Short problem:
Reproduce the entire listing word for word.

Records supplied:
▽

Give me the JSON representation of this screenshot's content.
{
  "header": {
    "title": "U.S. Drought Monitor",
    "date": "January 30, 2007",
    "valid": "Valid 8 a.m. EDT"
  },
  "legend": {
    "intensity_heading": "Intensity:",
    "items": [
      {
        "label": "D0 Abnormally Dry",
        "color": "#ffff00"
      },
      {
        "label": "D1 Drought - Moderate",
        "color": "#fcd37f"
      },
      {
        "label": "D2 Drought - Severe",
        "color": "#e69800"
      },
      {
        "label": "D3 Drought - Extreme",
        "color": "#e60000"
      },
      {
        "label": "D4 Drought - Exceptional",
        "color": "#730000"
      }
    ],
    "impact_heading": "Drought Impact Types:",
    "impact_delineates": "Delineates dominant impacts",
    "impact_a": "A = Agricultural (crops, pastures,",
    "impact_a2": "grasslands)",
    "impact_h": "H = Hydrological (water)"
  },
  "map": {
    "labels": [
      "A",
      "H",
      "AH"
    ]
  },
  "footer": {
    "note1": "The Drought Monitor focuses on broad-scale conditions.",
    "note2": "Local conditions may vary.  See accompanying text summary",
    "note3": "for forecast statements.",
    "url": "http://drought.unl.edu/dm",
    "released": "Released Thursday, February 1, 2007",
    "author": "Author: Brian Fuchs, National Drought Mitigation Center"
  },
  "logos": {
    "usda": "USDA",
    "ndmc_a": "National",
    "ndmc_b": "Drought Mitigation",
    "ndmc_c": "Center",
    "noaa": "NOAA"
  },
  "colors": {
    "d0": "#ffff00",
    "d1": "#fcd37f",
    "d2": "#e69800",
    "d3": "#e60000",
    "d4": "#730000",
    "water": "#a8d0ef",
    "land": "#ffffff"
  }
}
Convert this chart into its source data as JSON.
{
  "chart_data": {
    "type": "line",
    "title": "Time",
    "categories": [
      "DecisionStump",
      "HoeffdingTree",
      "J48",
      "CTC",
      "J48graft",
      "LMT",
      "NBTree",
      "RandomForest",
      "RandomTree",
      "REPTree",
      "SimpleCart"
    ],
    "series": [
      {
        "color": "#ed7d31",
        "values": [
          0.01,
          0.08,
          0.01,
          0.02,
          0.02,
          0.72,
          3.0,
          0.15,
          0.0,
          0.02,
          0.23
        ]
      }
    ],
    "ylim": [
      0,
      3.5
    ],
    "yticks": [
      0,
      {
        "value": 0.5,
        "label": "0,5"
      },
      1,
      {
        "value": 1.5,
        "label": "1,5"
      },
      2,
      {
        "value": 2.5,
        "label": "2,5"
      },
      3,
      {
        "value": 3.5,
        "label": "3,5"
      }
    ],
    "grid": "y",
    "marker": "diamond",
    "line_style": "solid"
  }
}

△

Answer to the problem:
Give me the JSON representation of this screenshot's content.
{
  "header": {
    "title": "U.S. Drought Monitor",
    "date": "January 30, 2007",
    "valid": "Valid 8 a.m. EDT"
  },
  "legend": {
    "intensity_heading": "Intensity:",
    "items": [
      {
        "label": "D0 Abnormally Dry",
        "color": "#ffff00"
      },
      {
        "label": "D1 Drought - Moderate",
        "color": "#fcd37f"
      },
      {
        "label": "D2 Drought - Severe",
        "color": "#e69800"
      },
      {
        "label": "D3 Drought - Extreme",
        "color": "#e60000"
      },
      {
        "label": "D4 Drought - Exceptional",
        "color": "#730000"
      }
    ],
    "impact_heading": "Drought Impact Types:",
    "impact_delineates": "Delineates dominant impacts",
    "impact_a": "A = Agricultural (crops, pastures,",
    "impact_a2": "grasslands)",
    "impact_h": "H = Hydrological (water)"
  },
  "map": {
    "labels": [
      "A",
      "H",
      "AH"
    ]
  },
  "footer": {
    "note1": "The Drought Monitor focuses on broad-scale conditions.",
    "note2": "Local conditions may vary.  See accompanying text summary",
    "note3": "for forecast statements.",
    "url": "http://drought.unl.edu/dm",
    "released": "Released Thursday, February 1, 2007",
    "author": "Author: Brian Fuchs, National Drought Mitigation Center"
  },
  "logos": {
    "usda": "USDA",
    "ndmc_a": "National",
    "ndmc_b": "Drought Mitigation",
    "ndmc_c": "Center",
    "noaa": "NOAA"
  },
  "colors": {
    "d0": "#ffff00",
    "d1": "#fcd37f",
    "d2": "#e69800",
    "d3": "#e60000",
    "d4": "#730000",
    "water": "#a8d0ef",
    "land": "#ffffff"
  }
}
Convert this chart into its source data as JSON.
{
  "chart_data": {
    "type": "line",
    "title": "Time",
    "categories": [
      "DecisionStump",
      "HoeffdingTree",
      "J48",
      "CTC",
      "J48graft",
      "LMT",
      "NBTree",
      "RandomForest",
      "RandomTree",
      "REPTree",
      "SimpleCart"
    ],
    "series": [
      {
        "color": "#ed7d31",
        "values": [
          0.01,
          0.08,
          0.01,
          0.02,
          0.02,
          0.72,
          3.0,
          0.15,
          0.0,
          0.02,
          0.23
        ]
      }
    ],
    "ylim": [
      0,
      3.5
    ],
    "yticks": [
      0,
      {
        "value": 0.5,
        "label": "0,5"
      },
      1,
      {
        "value": 1.5,
        "label": "1,5"
      },
      2,
      {
        "value": 2.5,
        "label": "2,5"
      },
      3,
      {
        "value": 3.5,
        "label": "3,5"
      }
    ],
    "grid": "y",
    "marker": "diamond",
    "line_style": "solid"
  }
}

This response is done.